Reproduce the records below with every occurrence of "interactable" replaced by "clickable", leaving all else unchanged. Omit the pictures from your answer.

%%

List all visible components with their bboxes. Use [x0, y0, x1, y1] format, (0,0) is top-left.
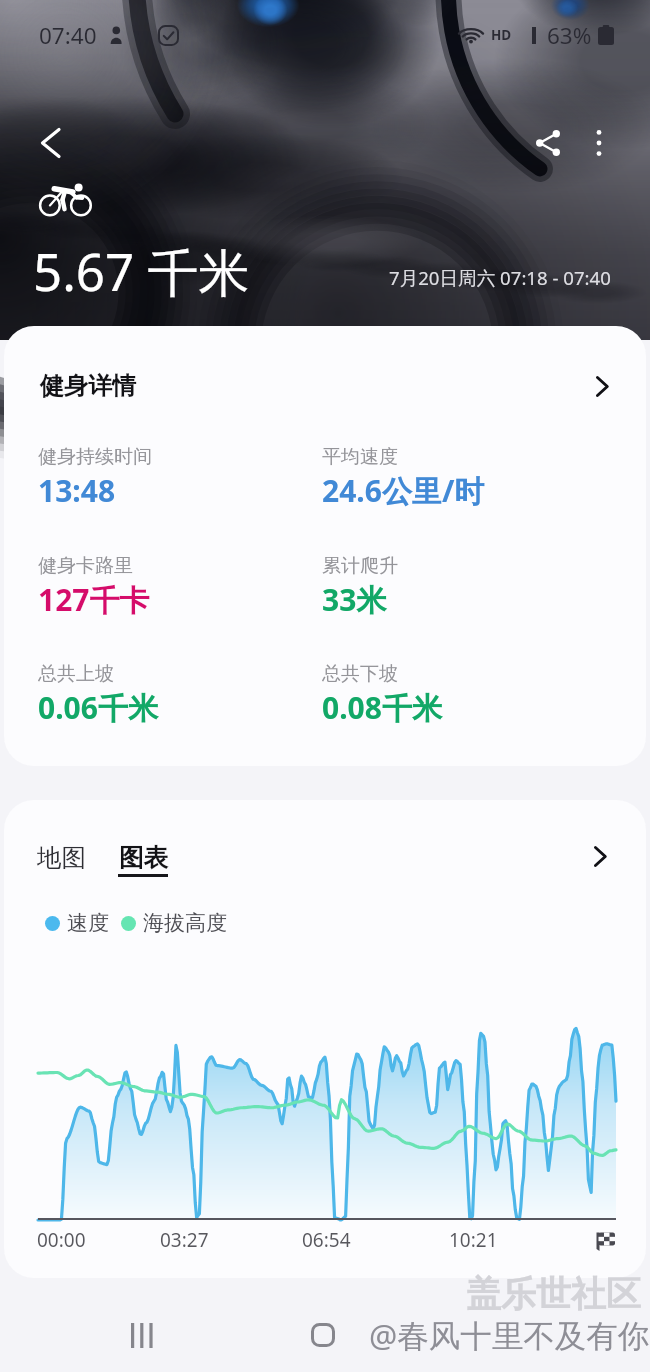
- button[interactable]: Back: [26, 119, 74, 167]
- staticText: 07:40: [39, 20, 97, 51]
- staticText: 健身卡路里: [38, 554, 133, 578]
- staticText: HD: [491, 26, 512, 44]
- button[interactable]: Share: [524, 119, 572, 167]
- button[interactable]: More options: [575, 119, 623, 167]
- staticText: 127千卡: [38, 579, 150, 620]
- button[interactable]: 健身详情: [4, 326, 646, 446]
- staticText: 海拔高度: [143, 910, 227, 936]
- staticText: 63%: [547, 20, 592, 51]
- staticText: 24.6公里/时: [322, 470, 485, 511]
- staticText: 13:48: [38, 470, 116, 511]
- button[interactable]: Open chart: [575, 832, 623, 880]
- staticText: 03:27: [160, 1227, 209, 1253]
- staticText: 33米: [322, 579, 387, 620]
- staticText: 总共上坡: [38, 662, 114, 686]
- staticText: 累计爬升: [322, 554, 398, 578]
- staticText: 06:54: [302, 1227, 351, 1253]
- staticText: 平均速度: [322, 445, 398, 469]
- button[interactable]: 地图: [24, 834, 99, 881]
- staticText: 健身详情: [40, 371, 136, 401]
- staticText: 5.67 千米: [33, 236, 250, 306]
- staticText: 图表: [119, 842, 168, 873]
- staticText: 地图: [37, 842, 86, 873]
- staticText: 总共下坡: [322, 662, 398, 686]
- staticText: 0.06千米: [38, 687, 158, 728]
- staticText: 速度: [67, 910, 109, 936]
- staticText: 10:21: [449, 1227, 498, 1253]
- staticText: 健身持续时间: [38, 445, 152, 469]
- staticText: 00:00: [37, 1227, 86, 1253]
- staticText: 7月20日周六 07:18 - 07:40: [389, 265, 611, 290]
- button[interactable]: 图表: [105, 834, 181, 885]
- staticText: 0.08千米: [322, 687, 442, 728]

%%

REPLY TO THE EXERCISE:
List all visible components with their bboxes. Use [x0, y0, x1, y1] format, (0,0) is top-left.
- button[clickable]: Back: [26, 119, 74, 167]
- staticText: 07:40: [39, 20, 97, 51]
- staticText: 健身卡路里: [38, 554, 133, 578]
- staticText: HD: [491, 26, 512, 44]
- button[clickable]: Share: [524, 119, 572, 167]
- button[clickable]: More options: [575, 119, 623, 167]
- staticText: 127千卡: [38, 579, 150, 620]
- button[clickable]: 健身详情: [4, 326, 646, 446]
- staticText: 海拔高度: [143, 910, 227, 936]
- staticText: 63%: [547, 20, 592, 51]
- staticText: 24.6公里/时: [322, 470, 485, 511]
- staticText: 13:48: [38, 470, 116, 511]
- button[clickable]: Open chart: [575, 832, 623, 880]
- staticText: 03:27: [160, 1227, 209, 1253]
- staticText: 33米: [322, 579, 387, 620]
- staticText: 总共上坡: [38, 662, 114, 686]
- staticText: 累计爬升: [322, 554, 398, 578]
- staticText: 06:54: [302, 1227, 351, 1253]
- staticText: 平均速度: [322, 445, 398, 469]
- button[clickable]: 地图: [24, 834, 99, 881]
- staticText: 健身详情: [40, 371, 136, 401]
- staticText: 5.67 千米: [33, 236, 250, 306]
- staticText: 图表: [119, 842, 168, 873]
- staticText: 地图: [37, 842, 86, 873]
- staticText: 总共下坡: [322, 662, 398, 686]
- staticText: 0.06千米: [38, 687, 158, 728]
- staticText: 速度: [67, 910, 109, 936]
- staticText: 10:21: [449, 1227, 498, 1253]
- staticText: 健身持续时间: [38, 445, 152, 469]
- staticText: 00:00: [37, 1227, 86, 1253]
- staticText: 7月20日周六 07:18 - 07:40: [389, 265, 611, 290]
- button[clickable]: 图表: [105, 834, 181, 885]
- staticText: 0.08千米: [322, 687, 442, 728]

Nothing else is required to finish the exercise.